● EXERCISE OBJECTIVE: Write out the data again exactly, skipping every picture.

- - - -

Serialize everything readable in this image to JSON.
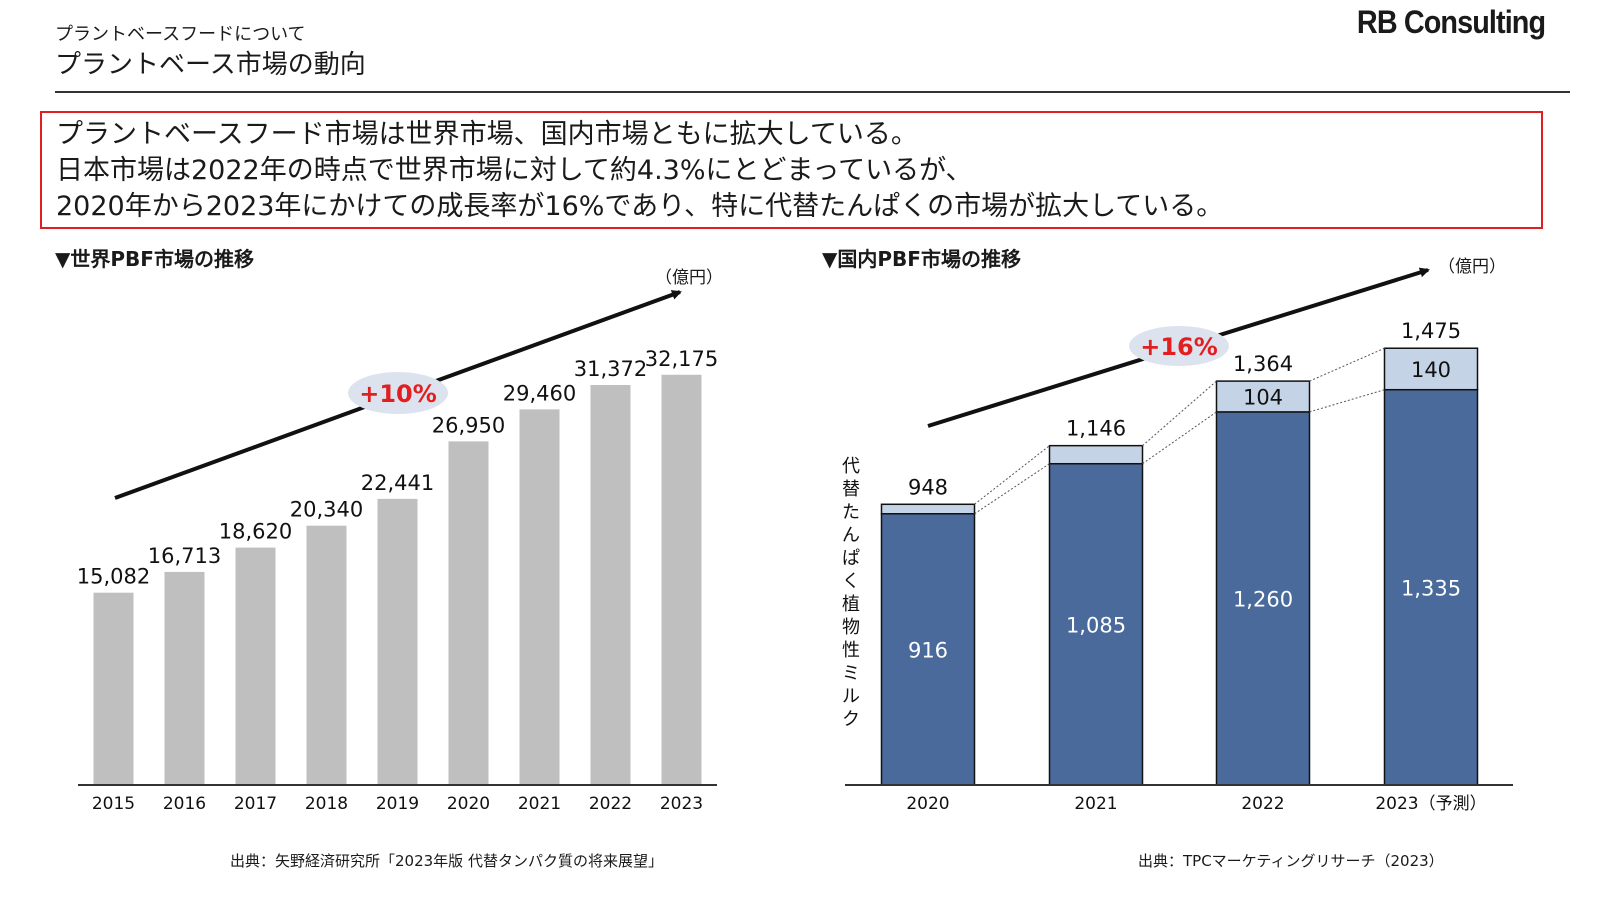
{
  "header": {
    "subtitle": "プラントベースフードについて",
    "title": "プラントベース市場の動向",
    "logo": "RB Consulting"
  },
  "summary": {
    "lines": [
      "プラントベースフード市場は世界市場、国内市場ともに拡大している。",
      "日本市場は2022年の時点で世界市場に対して約4.3%にとどまっているが、",
      "2020年から2023年にかけての成長率が16%であり、特に代替たんぱくの市場が拡大している。"
    ],
    "border_color": "#e02020"
  },
  "chart_data": [
    {
      "type": "bar",
      "title": "▼世界PBF市場の推移",
      "unit": "（億円）",
      "categories": [
        "2015",
        "2016",
        "2017",
        "2018",
        "2019",
        "2020",
        "2021",
        "2022",
        "2023"
      ],
      "values": [
        15082,
        16713,
        18620,
        20340,
        22441,
        26950,
        29460,
        31372,
        32175
      ],
      "value_labels": [
        "15,082",
        "16,713",
        "18,620",
        "20,340",
        "22,441",
        "26,950",
        "29,460",
        "31,372",
        "32,175"
      ],
      "ylim": [
        0,
        40000
      ],
      "grid": false,
      "growth_label": "+10%",
      "bar_color": "#bfbfbf",
      "source": "出典：矢野経済研究所「2023年版 代替タンパク質の将来展望」"
    },
    {
      "type": "bar",
      "stacked": true,
      "title": "▼国内PBF市場の推移",
      "unit": "（億円）",
      "categories": [
        "2020",
        "2021",
        "2022",
        "2023（予測）"
      ],
      "series": [
        {
          "name": "植物性ミルク",
          "values": [
            916,
            1085,
            1260,
            1335
          ],
          "labels": [
            "916",
            "1,085",
            "1,260",
            "1,335"
          ],
          "color": "#4a6a9c"
        },
        {
          "name": "代替たんぱく",
          "values": [
            32,
            61,
            104,
            140
          ],
          "labels": [
            "",
            "",
            "104",
            "140"
          ],
          "color": "#c5d3e6"
        }
      ],
      "totals": [
        948,
        1146,
        1364,
        1475
      ],
      "total_labels": [
        "948",
        "1,146",
        "1,364",
        "1,475"
      ],
      "ylim": [
        0,
        1800
      ],
      "grid": false,
      "growth_label": "+16%",
      "side_label_top": "代替たんぱく",
      "side_label_bottom": "植物性ミルク",
      "source": "出典：TPCマーケティングリサーチ（2023）"
    }
  ],
  "colors": {
    "accent_red": "#e02020",
    "growth_bubble": "#dde3ee",
    "axis": "#333333"
  }
}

- - - -

● TASK OUTPUT:
Serialize everything readable in this image to JSON.
{
  "header": {
    "subtitle": "プラントベースフードについて",
    "title": "プラントベース市場の動向",
    "logo": "RB Consulting"
  },
  "summary": {
    "lines": [
      "プラントベースフード市場は世界市場、国内市場ともに拡大している。",
      "日本市場は2022年の時点で世界市場に対して約4.3%にとどまっているが、",
      "2020年から2023年にかけての成長率が16%であり、特に代替たんぱくの市場が拡大している。"
    ],
    "border_color": "#e02020"
  },
  "chart_data": [
    {
      "type": "bar",
      "title": "▼世界PBF市場の推移",
      "unit": "（億円）",
      "categories": [
        "2015",
        "2016",
        "2017",
        "2018",
        "2019",
        "2020",
        "2021",
        "2022",
        "2023"
      ],
      "values": [
        15082,
        16713,
        18620,
        20340,
        22441,
        26950,
        29460,
        31372,
        32175
      ],
      "value_labels": [
        "15,082",
        "16,713",
        "18,620",
        "20,340",
        "22,441",
        "26,950",
        "29,460",
        "31,372",
        "32,175"
      ],
      "ylim": [
        0,
        40000
      ],
      "grid": false,
      "growth_label": "+10%",
      "bar_color": "#bfbfbf",
      "source": "出典：矢野経済研究所「2023年版 代替タンパク質の将来展望」"
    },
    {
      "type": "bar",
      "stacked": true,
      "title": "▼国内PBF市場の推移",
      "unit": "（億円）",
      "categories": [
        "2020",
        "2021",
        "2022",
        "2023（予測）"
      ],
      "series": [
        {
          "name": "植物性ミルク",
          "values": [
            916,
            1085,
            1260,
            1335
          ],
          "labels": [
            "916",
            "1,085",
            "1,260",
            "1,335"
          ],
          "color": "#4a6a9c"
        },
        {
          "name": "代替たんぱく",
          "values": [
            32,
            61,
            104,
            140
          ],
          "labels": [
            "",
            "",
            "104",
            "140"
          ],
          "color": "#c5d3e6"
        }
      ],
      "totals": [
        948,
        1146,
        1364,
        1475
      ],
      "total_labels": [
        "948",
        "1,146",
        "1,364",
        "1,475"
      ],
      "ylim": [
        0,
        1800
      ],
      "grid": false,
      "growth_label": "+16%",
      "side_label_top": "代替たんぱく",
      "side_label_bottom": "植物性ミルク",
      "source": "出典：TPCマーケティングリサーチ（2023）"
    }
  ],
  "colors": {
    "accent_red": "#e02020",
    "growth_bubble": "#dde3ee",
    "axis": "#333333"
  }
}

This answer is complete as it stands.